- Records:
# # #

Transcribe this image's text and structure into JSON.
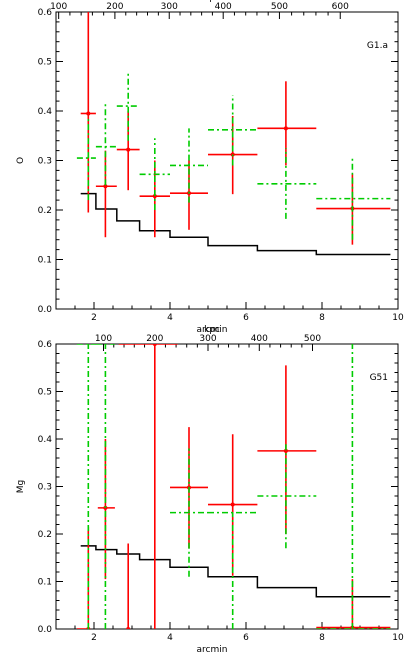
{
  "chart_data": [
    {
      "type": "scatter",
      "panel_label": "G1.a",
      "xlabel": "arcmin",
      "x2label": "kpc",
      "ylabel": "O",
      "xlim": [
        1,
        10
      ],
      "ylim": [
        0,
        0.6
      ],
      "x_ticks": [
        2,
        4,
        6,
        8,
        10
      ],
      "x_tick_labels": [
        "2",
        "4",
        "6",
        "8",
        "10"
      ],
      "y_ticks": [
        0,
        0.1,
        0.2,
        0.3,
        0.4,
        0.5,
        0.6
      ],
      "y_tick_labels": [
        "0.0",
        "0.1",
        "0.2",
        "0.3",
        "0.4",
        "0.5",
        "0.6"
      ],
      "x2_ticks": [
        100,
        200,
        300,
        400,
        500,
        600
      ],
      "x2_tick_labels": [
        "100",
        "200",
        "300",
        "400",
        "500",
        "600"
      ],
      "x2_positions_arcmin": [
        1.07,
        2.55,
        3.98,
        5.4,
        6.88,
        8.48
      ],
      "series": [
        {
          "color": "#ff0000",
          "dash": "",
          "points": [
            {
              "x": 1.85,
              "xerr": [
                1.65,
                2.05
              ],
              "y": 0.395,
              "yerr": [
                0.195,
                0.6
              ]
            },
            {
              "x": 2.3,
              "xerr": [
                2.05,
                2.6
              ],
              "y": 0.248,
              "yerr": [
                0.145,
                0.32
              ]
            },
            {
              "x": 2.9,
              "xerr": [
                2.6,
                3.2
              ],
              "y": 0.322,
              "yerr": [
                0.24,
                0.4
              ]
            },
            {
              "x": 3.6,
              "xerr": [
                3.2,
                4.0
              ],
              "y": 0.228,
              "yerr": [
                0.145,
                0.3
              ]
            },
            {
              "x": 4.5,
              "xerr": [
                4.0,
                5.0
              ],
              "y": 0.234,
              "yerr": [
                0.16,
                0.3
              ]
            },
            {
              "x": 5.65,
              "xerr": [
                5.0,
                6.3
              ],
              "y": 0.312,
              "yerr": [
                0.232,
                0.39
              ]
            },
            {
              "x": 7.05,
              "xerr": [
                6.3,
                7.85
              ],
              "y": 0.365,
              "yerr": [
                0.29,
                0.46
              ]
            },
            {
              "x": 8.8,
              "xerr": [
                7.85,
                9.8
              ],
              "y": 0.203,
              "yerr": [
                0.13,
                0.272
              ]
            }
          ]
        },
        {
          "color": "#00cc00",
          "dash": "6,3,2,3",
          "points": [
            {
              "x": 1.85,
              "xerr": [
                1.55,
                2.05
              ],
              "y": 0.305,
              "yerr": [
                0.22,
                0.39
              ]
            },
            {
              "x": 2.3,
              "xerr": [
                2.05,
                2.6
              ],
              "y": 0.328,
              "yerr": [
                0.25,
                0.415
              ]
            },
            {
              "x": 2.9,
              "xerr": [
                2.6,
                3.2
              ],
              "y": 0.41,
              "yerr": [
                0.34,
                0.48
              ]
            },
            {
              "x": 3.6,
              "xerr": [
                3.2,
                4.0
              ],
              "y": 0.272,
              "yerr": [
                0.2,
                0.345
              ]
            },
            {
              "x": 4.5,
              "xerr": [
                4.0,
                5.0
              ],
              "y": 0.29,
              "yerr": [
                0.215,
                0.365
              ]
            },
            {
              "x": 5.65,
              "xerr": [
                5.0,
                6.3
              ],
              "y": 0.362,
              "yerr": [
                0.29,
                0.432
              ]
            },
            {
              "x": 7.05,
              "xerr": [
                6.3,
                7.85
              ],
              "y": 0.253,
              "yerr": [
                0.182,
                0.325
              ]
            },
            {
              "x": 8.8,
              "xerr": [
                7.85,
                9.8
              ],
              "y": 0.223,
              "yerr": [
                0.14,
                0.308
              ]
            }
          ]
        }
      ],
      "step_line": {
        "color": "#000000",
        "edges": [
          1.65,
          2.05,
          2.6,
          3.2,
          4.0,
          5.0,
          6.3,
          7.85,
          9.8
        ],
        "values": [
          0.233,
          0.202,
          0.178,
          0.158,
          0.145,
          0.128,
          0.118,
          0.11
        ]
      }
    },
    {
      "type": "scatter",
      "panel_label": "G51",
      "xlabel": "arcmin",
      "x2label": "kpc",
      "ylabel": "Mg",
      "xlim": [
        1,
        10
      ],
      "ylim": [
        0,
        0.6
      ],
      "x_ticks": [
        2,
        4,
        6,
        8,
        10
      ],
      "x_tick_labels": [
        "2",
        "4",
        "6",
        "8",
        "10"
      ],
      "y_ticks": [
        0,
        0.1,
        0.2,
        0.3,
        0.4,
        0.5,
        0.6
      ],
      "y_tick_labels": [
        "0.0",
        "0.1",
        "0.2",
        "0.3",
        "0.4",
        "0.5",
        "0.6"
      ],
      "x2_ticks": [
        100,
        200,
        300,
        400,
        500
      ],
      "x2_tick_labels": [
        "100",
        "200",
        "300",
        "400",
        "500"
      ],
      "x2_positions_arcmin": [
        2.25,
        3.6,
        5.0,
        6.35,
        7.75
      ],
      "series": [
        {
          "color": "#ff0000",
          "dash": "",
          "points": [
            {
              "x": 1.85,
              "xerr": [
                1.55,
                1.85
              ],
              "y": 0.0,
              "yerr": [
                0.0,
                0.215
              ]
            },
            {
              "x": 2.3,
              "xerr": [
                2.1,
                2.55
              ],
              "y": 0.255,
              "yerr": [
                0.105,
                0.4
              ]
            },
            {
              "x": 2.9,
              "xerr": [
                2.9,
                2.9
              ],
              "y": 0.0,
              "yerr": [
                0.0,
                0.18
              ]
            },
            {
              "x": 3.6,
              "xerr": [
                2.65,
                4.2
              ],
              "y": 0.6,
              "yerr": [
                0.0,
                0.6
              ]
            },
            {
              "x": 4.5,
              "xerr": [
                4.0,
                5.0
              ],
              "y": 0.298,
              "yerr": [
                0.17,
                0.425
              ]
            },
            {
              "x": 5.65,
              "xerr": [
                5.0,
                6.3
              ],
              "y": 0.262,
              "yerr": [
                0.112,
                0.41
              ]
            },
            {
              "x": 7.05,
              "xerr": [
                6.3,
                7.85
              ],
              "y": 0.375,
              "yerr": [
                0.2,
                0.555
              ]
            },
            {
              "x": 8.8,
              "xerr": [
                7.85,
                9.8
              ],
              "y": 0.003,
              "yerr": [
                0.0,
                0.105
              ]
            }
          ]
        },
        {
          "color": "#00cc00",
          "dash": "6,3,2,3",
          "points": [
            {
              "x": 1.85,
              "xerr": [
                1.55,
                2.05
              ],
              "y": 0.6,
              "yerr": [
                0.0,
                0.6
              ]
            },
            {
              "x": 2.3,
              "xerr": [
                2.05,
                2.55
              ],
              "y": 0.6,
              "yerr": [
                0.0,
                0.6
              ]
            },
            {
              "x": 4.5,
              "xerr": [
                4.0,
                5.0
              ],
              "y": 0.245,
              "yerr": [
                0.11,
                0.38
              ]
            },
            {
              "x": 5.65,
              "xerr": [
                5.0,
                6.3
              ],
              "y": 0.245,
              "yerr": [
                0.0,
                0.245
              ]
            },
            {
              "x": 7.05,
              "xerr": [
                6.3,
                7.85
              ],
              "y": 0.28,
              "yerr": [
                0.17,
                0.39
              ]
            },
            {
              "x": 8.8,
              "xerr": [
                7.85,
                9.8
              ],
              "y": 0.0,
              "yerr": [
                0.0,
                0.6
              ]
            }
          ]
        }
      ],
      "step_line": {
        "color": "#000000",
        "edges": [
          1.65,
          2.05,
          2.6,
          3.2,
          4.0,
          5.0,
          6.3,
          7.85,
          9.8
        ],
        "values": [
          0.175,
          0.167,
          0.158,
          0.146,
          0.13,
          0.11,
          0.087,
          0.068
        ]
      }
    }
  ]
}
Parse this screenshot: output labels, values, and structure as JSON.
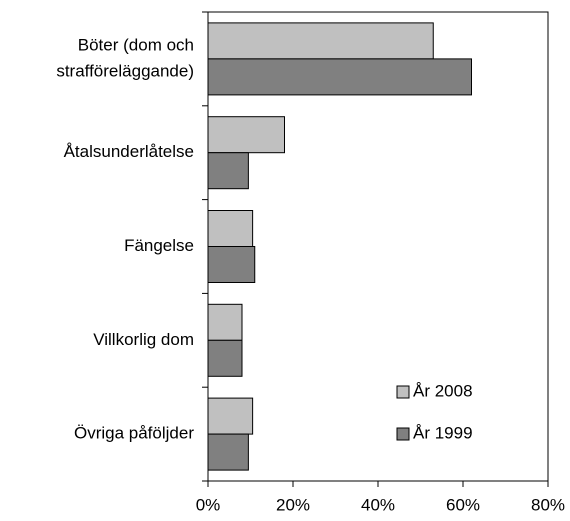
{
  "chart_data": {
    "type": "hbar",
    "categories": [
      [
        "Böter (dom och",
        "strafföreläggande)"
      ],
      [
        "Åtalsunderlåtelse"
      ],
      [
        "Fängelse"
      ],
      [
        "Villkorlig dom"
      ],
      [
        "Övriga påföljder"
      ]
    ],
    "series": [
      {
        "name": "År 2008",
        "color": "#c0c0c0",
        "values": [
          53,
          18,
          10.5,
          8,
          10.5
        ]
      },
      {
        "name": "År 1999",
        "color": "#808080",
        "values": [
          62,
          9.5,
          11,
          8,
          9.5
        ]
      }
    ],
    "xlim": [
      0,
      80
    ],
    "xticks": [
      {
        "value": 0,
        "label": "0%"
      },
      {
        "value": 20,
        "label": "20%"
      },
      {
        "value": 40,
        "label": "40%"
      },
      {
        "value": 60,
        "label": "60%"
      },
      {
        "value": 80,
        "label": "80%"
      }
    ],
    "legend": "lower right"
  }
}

# # #

- Stated task:
Single out each line of the records above with the string "JSON" in it, and copy it.

- Finished answer:
Transcribe this image's text and structure into JSON.
Parse this screenshot: output labels, values, and structure as JSON.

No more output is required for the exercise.